# Stated goal
Give only the number of lines that include the string "относящихся".

++++ Dataset entries

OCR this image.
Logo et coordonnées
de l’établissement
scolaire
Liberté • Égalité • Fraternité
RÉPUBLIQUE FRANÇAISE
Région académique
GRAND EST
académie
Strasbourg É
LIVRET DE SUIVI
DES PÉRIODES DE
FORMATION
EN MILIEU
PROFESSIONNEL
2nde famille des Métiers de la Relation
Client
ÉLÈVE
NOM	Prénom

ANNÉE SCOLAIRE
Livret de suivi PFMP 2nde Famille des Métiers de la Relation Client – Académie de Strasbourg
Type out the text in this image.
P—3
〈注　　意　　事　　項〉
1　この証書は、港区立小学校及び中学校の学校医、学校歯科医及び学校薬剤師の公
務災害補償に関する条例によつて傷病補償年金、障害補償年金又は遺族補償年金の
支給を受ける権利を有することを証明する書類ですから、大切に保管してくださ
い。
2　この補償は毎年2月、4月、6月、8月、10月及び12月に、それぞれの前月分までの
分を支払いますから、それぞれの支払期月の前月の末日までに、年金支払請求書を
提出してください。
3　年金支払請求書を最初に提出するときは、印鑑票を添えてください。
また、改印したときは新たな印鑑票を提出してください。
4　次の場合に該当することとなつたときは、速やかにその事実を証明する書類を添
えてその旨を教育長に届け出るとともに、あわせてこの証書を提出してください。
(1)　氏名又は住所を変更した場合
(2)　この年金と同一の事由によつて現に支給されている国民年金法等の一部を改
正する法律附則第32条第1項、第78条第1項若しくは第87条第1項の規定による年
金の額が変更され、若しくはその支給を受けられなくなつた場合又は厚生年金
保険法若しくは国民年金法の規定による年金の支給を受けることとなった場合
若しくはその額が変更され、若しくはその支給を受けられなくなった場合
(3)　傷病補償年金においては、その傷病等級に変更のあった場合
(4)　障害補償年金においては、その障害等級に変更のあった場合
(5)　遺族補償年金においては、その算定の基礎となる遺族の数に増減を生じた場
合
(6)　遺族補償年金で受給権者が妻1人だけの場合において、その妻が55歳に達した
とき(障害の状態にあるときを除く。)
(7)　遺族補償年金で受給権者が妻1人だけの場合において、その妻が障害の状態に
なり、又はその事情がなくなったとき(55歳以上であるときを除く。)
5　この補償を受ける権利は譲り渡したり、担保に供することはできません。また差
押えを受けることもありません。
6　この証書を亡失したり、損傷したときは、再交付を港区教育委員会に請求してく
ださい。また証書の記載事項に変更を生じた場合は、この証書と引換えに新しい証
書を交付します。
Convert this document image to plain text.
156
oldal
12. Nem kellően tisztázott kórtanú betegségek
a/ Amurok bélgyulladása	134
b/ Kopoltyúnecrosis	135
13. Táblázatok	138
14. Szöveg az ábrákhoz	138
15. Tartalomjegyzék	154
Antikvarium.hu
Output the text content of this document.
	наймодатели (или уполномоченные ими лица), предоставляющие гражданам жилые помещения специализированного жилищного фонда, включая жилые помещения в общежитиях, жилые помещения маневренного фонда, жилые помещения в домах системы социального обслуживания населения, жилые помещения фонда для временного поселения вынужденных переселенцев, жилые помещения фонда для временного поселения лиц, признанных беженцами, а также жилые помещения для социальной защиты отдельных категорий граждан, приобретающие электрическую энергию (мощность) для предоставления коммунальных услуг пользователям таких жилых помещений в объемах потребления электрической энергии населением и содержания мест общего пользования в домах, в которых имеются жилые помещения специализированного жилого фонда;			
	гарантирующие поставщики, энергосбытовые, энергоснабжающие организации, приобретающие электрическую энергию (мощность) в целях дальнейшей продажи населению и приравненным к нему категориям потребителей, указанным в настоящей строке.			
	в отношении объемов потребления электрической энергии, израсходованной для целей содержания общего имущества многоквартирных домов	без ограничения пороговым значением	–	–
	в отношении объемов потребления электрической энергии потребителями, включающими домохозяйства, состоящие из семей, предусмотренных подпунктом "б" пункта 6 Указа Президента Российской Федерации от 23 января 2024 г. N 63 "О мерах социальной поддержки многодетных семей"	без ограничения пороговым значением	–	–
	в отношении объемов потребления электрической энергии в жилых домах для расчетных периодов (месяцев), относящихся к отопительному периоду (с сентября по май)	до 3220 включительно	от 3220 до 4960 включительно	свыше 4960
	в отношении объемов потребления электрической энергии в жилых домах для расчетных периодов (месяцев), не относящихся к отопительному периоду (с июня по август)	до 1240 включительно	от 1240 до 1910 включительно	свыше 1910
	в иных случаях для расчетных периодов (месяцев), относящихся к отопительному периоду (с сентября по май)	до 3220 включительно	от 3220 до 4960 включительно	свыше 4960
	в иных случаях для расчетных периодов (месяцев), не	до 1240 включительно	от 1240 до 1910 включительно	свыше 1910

++++++++

# Reply
3